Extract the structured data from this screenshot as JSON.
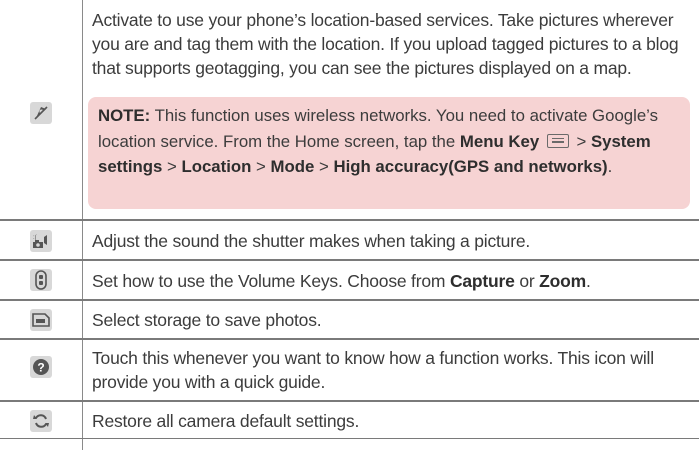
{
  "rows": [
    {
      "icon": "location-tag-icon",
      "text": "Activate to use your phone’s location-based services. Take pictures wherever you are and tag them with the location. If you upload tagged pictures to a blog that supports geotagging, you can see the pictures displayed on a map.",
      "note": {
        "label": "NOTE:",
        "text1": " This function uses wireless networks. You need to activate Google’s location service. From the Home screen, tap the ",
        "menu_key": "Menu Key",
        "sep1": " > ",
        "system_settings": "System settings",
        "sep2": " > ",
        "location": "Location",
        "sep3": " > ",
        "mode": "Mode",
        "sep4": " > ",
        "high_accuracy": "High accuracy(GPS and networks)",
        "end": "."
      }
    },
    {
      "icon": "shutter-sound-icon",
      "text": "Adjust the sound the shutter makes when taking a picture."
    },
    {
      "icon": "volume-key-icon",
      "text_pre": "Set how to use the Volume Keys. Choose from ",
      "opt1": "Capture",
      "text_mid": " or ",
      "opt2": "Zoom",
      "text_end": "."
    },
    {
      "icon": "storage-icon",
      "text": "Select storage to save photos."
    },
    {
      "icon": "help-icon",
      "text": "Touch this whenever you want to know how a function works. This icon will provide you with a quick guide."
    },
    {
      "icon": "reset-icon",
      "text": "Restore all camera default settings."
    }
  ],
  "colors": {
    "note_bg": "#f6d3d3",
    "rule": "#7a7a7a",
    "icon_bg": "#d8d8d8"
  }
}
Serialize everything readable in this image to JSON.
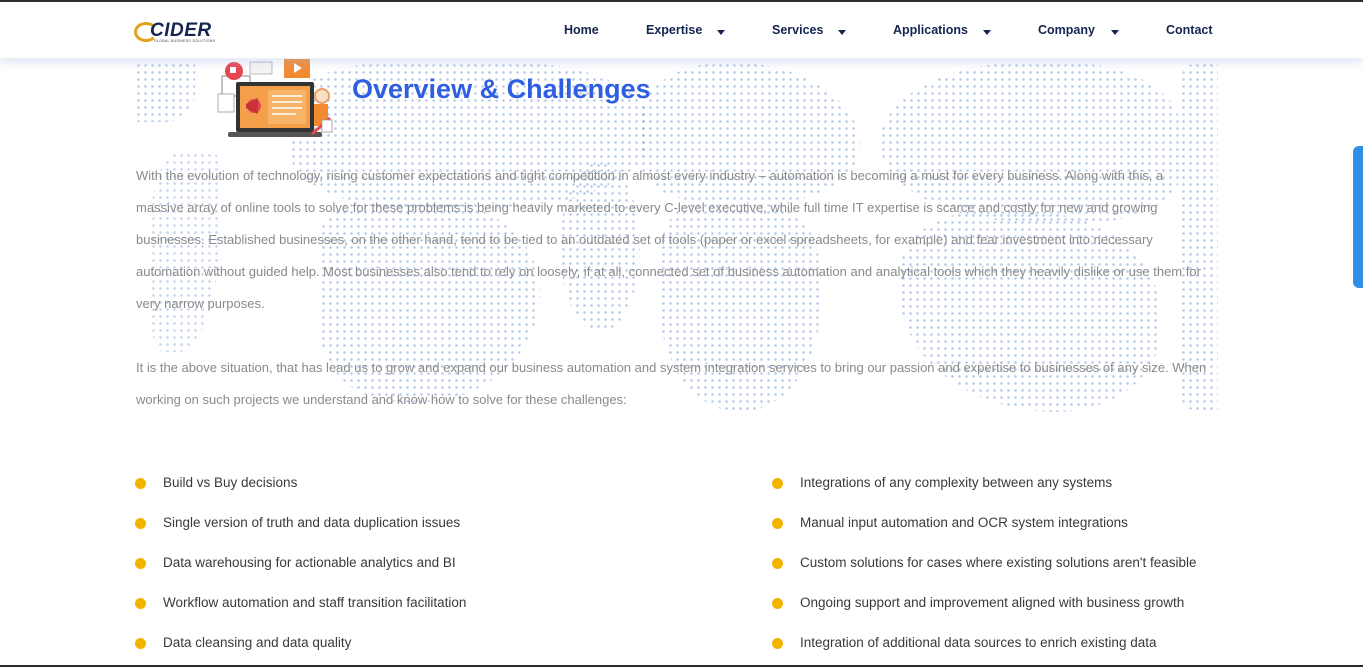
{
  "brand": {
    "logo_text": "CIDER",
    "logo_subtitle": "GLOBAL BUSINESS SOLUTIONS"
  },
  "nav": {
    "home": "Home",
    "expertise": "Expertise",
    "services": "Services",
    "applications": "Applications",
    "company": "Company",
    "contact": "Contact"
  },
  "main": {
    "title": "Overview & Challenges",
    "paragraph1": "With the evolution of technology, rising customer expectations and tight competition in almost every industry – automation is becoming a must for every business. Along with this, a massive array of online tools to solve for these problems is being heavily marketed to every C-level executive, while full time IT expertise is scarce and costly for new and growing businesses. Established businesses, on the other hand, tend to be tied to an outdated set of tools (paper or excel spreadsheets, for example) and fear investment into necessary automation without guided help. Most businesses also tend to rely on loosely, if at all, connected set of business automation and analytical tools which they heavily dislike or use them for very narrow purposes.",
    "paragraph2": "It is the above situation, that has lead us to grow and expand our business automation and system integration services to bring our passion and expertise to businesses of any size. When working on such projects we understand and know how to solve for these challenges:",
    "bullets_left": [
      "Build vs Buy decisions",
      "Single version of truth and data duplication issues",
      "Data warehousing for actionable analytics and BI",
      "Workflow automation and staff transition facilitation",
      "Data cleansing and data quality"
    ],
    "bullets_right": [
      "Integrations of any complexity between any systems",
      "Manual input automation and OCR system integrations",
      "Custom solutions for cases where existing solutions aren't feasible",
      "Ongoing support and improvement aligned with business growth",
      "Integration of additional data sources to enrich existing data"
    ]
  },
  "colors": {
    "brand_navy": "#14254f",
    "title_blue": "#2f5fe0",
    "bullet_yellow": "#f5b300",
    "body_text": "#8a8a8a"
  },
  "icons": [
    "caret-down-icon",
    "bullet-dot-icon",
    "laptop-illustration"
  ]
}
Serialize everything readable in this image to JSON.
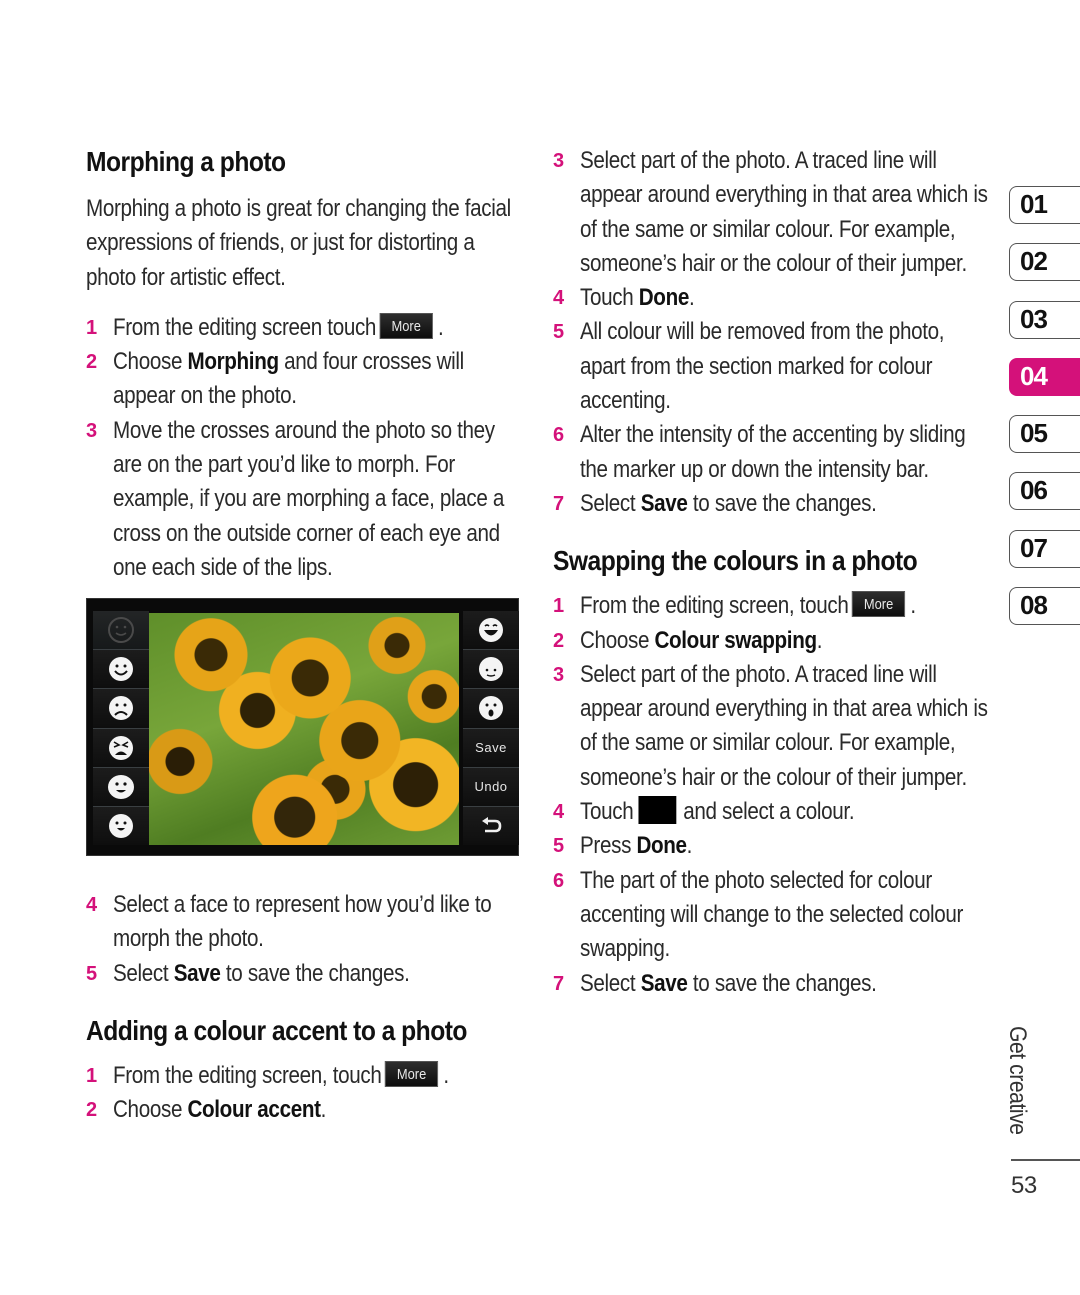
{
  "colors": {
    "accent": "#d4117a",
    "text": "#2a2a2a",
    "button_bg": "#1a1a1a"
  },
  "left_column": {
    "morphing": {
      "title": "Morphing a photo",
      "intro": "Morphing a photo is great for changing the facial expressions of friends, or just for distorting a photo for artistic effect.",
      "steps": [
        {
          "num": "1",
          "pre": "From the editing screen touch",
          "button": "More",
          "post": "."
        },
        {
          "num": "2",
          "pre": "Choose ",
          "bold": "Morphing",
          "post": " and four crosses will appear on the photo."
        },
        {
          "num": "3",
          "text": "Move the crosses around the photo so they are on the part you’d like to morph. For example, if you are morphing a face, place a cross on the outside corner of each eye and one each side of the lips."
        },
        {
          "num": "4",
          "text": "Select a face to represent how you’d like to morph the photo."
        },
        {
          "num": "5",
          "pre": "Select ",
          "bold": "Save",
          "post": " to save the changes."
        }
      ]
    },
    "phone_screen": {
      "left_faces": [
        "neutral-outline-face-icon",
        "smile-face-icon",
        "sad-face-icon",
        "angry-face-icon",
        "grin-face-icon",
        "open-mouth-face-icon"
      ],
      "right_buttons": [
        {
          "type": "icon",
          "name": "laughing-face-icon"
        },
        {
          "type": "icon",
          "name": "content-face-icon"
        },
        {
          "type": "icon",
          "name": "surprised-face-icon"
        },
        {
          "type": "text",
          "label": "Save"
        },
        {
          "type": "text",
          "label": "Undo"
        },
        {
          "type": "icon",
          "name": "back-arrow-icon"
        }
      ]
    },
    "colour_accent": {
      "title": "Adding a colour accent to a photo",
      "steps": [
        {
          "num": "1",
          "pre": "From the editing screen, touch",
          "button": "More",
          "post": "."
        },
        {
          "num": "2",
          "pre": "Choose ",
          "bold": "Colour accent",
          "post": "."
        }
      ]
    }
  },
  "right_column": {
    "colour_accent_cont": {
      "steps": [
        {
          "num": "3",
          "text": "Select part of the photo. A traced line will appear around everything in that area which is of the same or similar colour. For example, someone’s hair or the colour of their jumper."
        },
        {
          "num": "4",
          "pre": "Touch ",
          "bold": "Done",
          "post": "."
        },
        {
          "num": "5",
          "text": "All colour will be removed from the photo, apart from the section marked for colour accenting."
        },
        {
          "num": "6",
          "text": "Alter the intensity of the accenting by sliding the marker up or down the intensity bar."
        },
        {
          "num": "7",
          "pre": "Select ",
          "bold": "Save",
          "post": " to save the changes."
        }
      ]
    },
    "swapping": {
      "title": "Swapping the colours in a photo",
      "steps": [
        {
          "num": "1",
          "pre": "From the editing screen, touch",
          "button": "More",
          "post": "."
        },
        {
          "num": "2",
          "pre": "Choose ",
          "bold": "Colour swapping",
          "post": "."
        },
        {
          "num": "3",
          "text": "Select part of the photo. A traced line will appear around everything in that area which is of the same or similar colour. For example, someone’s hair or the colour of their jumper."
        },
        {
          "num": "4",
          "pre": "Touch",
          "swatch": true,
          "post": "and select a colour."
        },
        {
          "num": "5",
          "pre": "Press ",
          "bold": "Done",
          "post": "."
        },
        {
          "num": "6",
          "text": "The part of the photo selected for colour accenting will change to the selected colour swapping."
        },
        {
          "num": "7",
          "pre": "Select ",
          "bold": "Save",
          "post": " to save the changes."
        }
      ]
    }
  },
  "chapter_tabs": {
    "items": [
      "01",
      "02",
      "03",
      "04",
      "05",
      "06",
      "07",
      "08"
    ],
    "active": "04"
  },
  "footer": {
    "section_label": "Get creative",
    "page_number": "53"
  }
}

###

* **Requirements**: Restate each of the entries above word for word and skip every image.

* **Written answer**:
Extract the structured data from this screenshot as JSON.
{
  "rows": [
    {
      "icon": "location-tag-icon",
      "text": "Activate to use your phone’s location-based services. Take pictures wherever you are and tag them with the location. If you upload tagged pictures to a blog that supports geotagging, you can see the pictures displayed on a map.",
      "note": {
        "label": "NOTE:",
        "text1": " This function uses wireless networks. You need to activate Google’s location service. From the Home screen, tap the ",
        "menu_key": "Menu Key",
        "sep1": " > ",
        "system_settings": "System settings",
        "sep2": " > ",
        "location": "Location",
        "sep3": " > ",
        "mode": "Mode",
        "sep4": " > ",
        "high_accuracy": "High accuracy(GPS and networks)",
        "end": "."
      }
    },
    {
      "icon": "shutter-sound-icon",
      "text": "Adjust the sound the shutter makes when taking a picture."
    },
    {
      "icon": "volume-key-icon",
      "text_pre": "Set how to use the Volume Keys. Choose from ",
      "opt1": "Capture",
      "text_mid": " or ",
      "opt2": "Zoom",
      "text_end": "."
    },
    {
      "icon": "storage-icon",
      "text": "Select storage to save photos."
    },
    {
      "icon": "help-icon",
      "text": "Touch this whenever you want to know how a function works. This icon will provide you with a quick guide."
    },
    {
      "icon": "reset-icon",
      "text": "Restore all camera default settings."
    }
  ],
  "colors": {
    "note_bg": "#f6d3d3",
    "rule": "#7a7a7a",
    "icon_bg": "#d8d8d8"
  }
}
Serialize everything readable in this image to JSON.
{
  "brand": {
    "logo_text": "CIDER",
    "logo_subtitle": "GLOBAL BUSINESS SOLUTIONS"
  },
  "nav": {
    "home": "Home",
    "expertise": "Expertise",
    "services": "Services",
    "applications": "Applications",
    "company": "Company",
    "contact": "Contact"
  },
  "main": {
    "title": "Overview & Challenges",
    "paragraph1": "With the evolution of technology, rising customer expectations and tight competition in almost every industry – automation is becoming a must for every business. Along with this, a massive array of online tools to solve for these problems is being heavily marketed to every C-level executive, while full time IT expertise is scarce and costly for new and growing businesses. Established businesses, on the other hand, tend to be tied to an outdated set of tools (paper or excel spreadsheets, for example) and fear investment into necessary automation without guided help. Most businesses also tend to rely on loosely, if at all, connected set of business automation and analytical tools which they heavily dislike or use them for very narrow purposes.",
    "paragraph2": "It is the above situation, that has lead us to grow and expand our business automation and system integration services to bring our passion and expertise to businesses of any size. When working on such projects we understand and know how to solve for these challenges:",
    "bullets_left": [
      "Build vs Buy decisions",
      "Single version of truth and data duplication issues",
      "Data warehousing for actionable analytics and BI",
      "Workflow automation and staff transition facilitation",
      "Data cleansing and data quality"
    ],
    "bullets_right": [
      "Integrations of any complexity between any systems",
      "Manual input automation and OCR system integrations",
      "Custom solutions for cases where existing solutions aren't feasible",
      "Ongoing support and improvement aligned with business growth",
      "Integration of additional data sources to enrich existing data"
    ]
  },
  "colors": {
    "brand_navy": "#14254f",
    "title_blue": "#2f5fe0",
    "bullet_yellow": "#f5b300",
    "body_text": "#8a8a8a"
  },
  "icons": [
    "caret-down-icon",
    "bullet-dot-icon",
    "laptop-illustration"
  ]
}
Serialize everything readable in this image to JSON.
{
  "colors": {
    "accent": "#d4117a",
    "text": "#2a2a2a",
    "button_bg": "#1a1a1a"
  },
  "left_column": {
    "morphing": {
      "title": "Morphing a photo",
      "intro": "Morphing a photo is great for changing the facial expressions of friends, or just for distorting a photo for artistic effect.",
      "steps": [
        {
          "num": "1",
          "pre": "From the editing screen touch",
          "button": "More",
          "post": "."
        },
        {
          "num": "2",
          "pre": "Choose ",
          "bold": "Morphing",
          "post": " and four crosses will appear on the photo."
        },
        {
          "num": "3",
          "text": "Move the crosses around the photo so they are on the part you’d like to morph. For example, if you are morphing a face, place a cross on the outside corner of each eye and one each side of the lips."
        },
        {
          "num": "4",
          "text": "Select a face to represent how you’d like to morph the photo."
        },
        {
          "num": "5",
          "pre": "Select ",
          "bold": "Save",
          "post": " to save the changes."
        }
      ]
    },
    "phone_screen": {
      "left_faces": [
        "neutral-outline-face-icon",
        "smile-face-icon",
        "sad-face-icon",
        "angry-face-icon",
        "grin-face-icon",
        "open-mouth-face-icon"
      ],
      "right_buttons": [
        {
          "type": "icon",
          "name": "laughing-face-icon"
        },
        {
          "type": "icon",
          "name": "content-face-icon"
        },
        {
          "type": "icon",
          "name": "surprised-face-icon"
        },
        {
          "type": "text",
          "label": "Save"
        },
        {
          "type": "text",
          "label": "Undo"
        },
        {
          "type": "icon",
          "name": "back-arrow-icon"
        }
      ]
    },
    "colour_accent": {
      "title": "Adding a colour accent to a photo",
      "steps": [
        {
          "num": "1",
          "pre": "From the editing screen, touch",
          "button": "More",
          "post": "."
        },
        {
          "num": "2",
          "pre": "Choose ",
          "bold": "Colour accent",
          "post": "."
        }
      ]
    }
  },
  "right_column": {
    "colour_accent_cont": {
      "steps": [
        {
          "num": "3",
          "text": "Select part of the photo. A traced line will appear around everything in that area which is of the same or similar colour. For example, someone’s hair or the colour of their jumper."
        },
        {
          "num": "4",
          "pre": "Touch ",
          "bold": "Done",
          "post": "."
        },
        {
          "num": "5",
          "text": "All colour will be removed from the photo, apart from the section marked for colour accenting."
        },
        {
          "num": "6",
          "text": "Alter the intensity of the accenting by sliding the marker up or down the intensity bar."
        },
        {
          "num": "7",
          "pre": "Select ",
          "bold": "Save",
          "post": " to save the changes."
        }
      ]
    },
    "swapping": {
      "title": "Swapping the colours in a photo",
      "steps": [
        {
          "num": "1",
          "pre": "From the editing screen, touch",
          "button": "More",
          "post": "."
        },
        {
          "num": "2",
          "pre": "Choose ",
          "bold": "Colour swapping",
          "post": "."
        },
        {
          "num": "3",
          "text": "Select part of the photo. A traced line will appear around everything in that area which is of the same or similar colour. For example, someone’s hair or the colour of their jumper."
        },
        {
          "num": "4",
          "pre": "Touch",
          "swatch": true,
          "post": "and select a colour."
        },
        {
          "num": "5",
          "pre": "Press ",
          "bold": "Done",
          "post": "."
        },
        {
          "num": "6",
          "text": "The part of the photo selected for colour accenting will change to the selected colour swapping."
        },
        {
          "num": "7",
          "pre": "Select ",
          "bold": "Save",
          "post": " to save the changes."
        }
      ]
    }
  },
  "chapter_tabs": {
    "items": [
      "01",
      "02",
      "03",
      "04",
      "05",
      "06",
      "07",
      "08"
    ],
    "active": "04"
  },
  "footer": {
    "section_label": "Get creative",
    "page_number": "53"
  }
}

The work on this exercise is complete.